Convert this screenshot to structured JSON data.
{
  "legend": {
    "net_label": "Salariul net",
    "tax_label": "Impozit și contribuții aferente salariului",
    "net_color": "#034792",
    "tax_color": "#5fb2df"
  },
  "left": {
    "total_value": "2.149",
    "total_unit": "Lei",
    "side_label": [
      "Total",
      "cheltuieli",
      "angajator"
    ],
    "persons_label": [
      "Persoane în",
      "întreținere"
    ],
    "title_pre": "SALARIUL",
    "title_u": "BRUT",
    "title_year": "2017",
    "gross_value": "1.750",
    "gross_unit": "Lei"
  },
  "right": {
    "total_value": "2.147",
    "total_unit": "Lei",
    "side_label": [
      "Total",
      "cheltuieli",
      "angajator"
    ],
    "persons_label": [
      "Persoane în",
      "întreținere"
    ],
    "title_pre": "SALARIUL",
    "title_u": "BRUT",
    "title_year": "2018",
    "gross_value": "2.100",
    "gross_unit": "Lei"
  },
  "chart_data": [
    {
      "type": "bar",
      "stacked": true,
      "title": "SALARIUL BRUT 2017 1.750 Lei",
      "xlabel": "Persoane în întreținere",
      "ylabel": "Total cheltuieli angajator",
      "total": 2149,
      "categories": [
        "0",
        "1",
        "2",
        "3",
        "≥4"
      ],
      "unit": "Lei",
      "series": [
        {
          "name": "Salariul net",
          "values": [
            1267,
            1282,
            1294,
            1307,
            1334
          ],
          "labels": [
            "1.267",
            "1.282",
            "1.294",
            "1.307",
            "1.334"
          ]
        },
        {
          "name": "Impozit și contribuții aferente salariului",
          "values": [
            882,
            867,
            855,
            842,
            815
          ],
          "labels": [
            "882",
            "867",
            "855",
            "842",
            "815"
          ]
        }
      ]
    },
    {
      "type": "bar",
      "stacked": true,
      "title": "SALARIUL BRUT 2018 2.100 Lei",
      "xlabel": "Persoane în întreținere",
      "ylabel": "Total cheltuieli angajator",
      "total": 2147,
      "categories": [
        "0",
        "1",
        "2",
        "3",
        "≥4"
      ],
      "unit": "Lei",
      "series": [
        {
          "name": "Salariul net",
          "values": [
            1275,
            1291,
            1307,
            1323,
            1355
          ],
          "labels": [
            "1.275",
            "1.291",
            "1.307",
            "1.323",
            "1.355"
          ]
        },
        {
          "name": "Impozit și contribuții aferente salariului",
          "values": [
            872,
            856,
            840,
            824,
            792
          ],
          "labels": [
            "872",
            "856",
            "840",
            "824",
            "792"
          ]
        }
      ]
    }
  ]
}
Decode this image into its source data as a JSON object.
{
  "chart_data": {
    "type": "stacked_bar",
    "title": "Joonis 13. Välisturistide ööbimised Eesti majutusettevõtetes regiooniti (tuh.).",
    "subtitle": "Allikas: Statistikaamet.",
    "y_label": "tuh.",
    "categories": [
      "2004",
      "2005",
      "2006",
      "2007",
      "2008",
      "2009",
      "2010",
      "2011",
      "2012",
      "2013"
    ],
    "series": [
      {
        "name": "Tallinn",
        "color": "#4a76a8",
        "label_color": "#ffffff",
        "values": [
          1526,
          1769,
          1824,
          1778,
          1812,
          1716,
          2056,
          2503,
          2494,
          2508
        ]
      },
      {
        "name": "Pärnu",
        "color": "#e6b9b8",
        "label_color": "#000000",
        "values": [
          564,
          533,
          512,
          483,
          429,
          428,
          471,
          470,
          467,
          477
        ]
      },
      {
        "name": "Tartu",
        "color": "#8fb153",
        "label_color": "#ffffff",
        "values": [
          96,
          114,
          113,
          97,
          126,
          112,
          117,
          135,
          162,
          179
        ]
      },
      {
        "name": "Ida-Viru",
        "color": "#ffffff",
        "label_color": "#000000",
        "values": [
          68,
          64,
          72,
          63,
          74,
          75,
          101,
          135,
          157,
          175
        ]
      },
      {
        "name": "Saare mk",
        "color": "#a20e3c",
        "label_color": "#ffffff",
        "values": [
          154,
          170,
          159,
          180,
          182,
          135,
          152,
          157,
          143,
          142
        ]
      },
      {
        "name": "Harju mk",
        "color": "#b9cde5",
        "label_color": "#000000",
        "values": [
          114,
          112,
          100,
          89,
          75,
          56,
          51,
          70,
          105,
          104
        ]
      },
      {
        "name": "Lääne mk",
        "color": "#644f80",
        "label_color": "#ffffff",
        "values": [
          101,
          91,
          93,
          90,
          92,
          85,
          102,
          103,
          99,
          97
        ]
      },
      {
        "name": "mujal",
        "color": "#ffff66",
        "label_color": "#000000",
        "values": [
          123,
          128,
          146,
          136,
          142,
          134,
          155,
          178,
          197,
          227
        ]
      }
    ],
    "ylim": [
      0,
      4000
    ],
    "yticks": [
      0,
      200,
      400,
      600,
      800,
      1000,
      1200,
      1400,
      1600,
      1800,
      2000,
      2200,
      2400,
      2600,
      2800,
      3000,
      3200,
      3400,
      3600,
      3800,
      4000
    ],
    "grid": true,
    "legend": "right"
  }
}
━━━
• Instructions to follow
Output all of the data above without any alteration.

• Answer to this problem
Convert this screenshot to structured JSON data.
{
  "legend": {
    "net_label": "Salariul net",
    "tax_label": "Impozit și contribuții aferente salariului",
    "net_color": "#034792",
    "tax_color": "#5fb2df"
  },
  "left": {
    "total_value": "2.149",
    "total_unit": "Lei",
    "side_label": [
      "Total",
      "cheltuieli",
      "angajator"
    ],
    "persons_label": [
      "Persoane în",
      "întreținere"
    ],
    "title_pre": "SALARIUL",
    "title_u": "BRUT",
    "title_year": "2017",
    "gross_value": "1.750",
    "gross_unit": "Lei"
  },
  "right": {
    "total_value": "2.147",
    "total_unit": "Lei",
    "side_label": [
      "Total",
      "cheltuieli",
      "angajator"
    ],
    "persons_label": [
      "Persoane în",
      "întreținere"
    ],
    "title_pre": "SALARIUL",
    "title_u": "BRUT",
    "title_year": "2018",
    "gross_value": "2.100",
    "gross_unit": "Lei"
  },
  "chart_data": [
    {
      "type": "bar",
      "stacked": true,
      "title": "SALARIUL BRUT 2017 1.750 Lei",
      "xlabel": "Persoane în întreținere",
      "ylabel": "Total cheltuieli angajator",
      "total": 2149,
      "categories": [
        "0",
        "1",
        "2",
        "3",
        "≥4"
      ],
      "unit": "Lei",
      "series": [
        {
          "name": "Salariul net",
          "values": [
            1267,
            1282,
            1294,
            1307,
            1334
          ],
          "labels": [
            "1.267",
            "1.282",
            "1.294",
            "1.307",
            "1.334"
          ]
        },
        {
          "name": "Impozit și contribuții aferente salariului",
          "values": [
            882,
            867,
            855,
            842,
            815
          ],
          "labels": [
            "882",
            "867",
            "855",
            "842",
            "815"
          ]
        }
      ]
    },
    {
      "type": "bar",
      "stacked": true,
      "title": "SALARIUL BRUT 2018 2.100 Lei",
      "xlabel": "Persoane în întreținere",
      "ylabel": "Total cheltuieli angajator",
      "total": 2147,
      "categories": [
        "0",
        "1",
        "2",
        "3",
        "≥4"
      ],
      "unit": "Lei",
      "series": [
        {
          "name": "Salariul net",
          "values": [
            1275,
            1291,
            1307,
            1323,
            1355
          ],
          "labels": [
            "1.275",
            "1.291",
            "1.307",
            "1.323",
            "1.355"
          ]
        },
        {
          "name": "Impozit și contribuții aferente salariului",
          "values": [
            872,
            856,
            840,
            824,
            792
          ],
          "labels": [
            "872",
            "856",
            "840",
            "824",
            "792"
          ]
        }
      ]
    }
  ]
}
Decode this image into its source data as a JSON object.
{
  "chart_data": {
    "type": "stacked_bar",
    "title": "Joonis 13. Välisturistide ööbimised Eesti majutusettevõtetes regiooniti (tuh.).",
    "subtitle": "Allikas: Statistikaamet.",
    "y_label": "tuh.",
    "categories": [
      "2004",
      "2005",
      "2006",
      "2007",
      "2008",
      "2009",
      "2010",
      "2011",
      "2012",
      "2013"
    ],
    "series": [
      {
        "name": "Tallinn",
        "color": "#4a76a8",
        "label_color": "#ffffff",
        "values": [
          1526,
          1769,
          1824,
          1778,
          1812,
          1716,
          2056,
          2503,
          2494,
          2508
        ]
      },
      {
        "name": "Pärnu",
        "color": "#e6b9b8",
        "label_color": "#000000",
        "values": [
          564,
          533,
          512,
          483,
          429,
          428,
          471,
          470,
          467,
          477
        ]
      },
      {
        "name": "Tartu",
        "color": "#8fb153",
        "label_color": "#ffffff",
        "values": [
          96,
          114,
          113,
          97,
          126,
          112,
          117,
          135,
          162,
          179
        ]
      },
      {
        "name": "Ida-Viru",
        "color": "#ffffff",
        "label_color": "#000000",
        "values": [
          68,
          64,
          72,
          63,
          74,
          75,
          101,
          135,
          157,
          175
        ]
      },
      {
        "name": "Saare mk",
        "color": "#a20e3c",
        "label_color": "#ffffff",
        "values": [
          154,
          170,
          159,
          180,
          182,
          135,
          152,
          157,
          143,
          142
        ]
      },
      {
        "name": "Harju mk",
        "color": "#b9cde5",
        "label_color": "#000000",
        "values": [
          114,
          112,
          100,
          89,
          75,
          56,
          51,
          70,
          105,
          104
        ]
      },
      {
        "name": "Lääne mk",
        "color": "#644f80",
        "label_color": "#ffffff",
        "values": [
          101,
          91,
          93,
          90,
          92,
          85,
          102,
          103,
          99,
          97
        ]
      },
      {
        "name": "mujal",
        "color": "#ffff66",
        "label_color": "#000000",
        "values": [
          123,
          128,
          146,
          136,
          142,
          134,
          155,
          178,
          197,
          227
        ]
      }
    ],
    "ylim": [
      0,
      4000
    ],
    "yticks": [
      0,
      200,
      400,
      600,
      800,
      1000,
      1200,
      1400,
      1600,
      1800,
      2000,
      2200,
      2400,
      2600,
      2800,
      3000,
      3200,
      3400,
      3600,
      3800,
      4000
    ],
    "grid": true,
    "legend": "right"
  }
}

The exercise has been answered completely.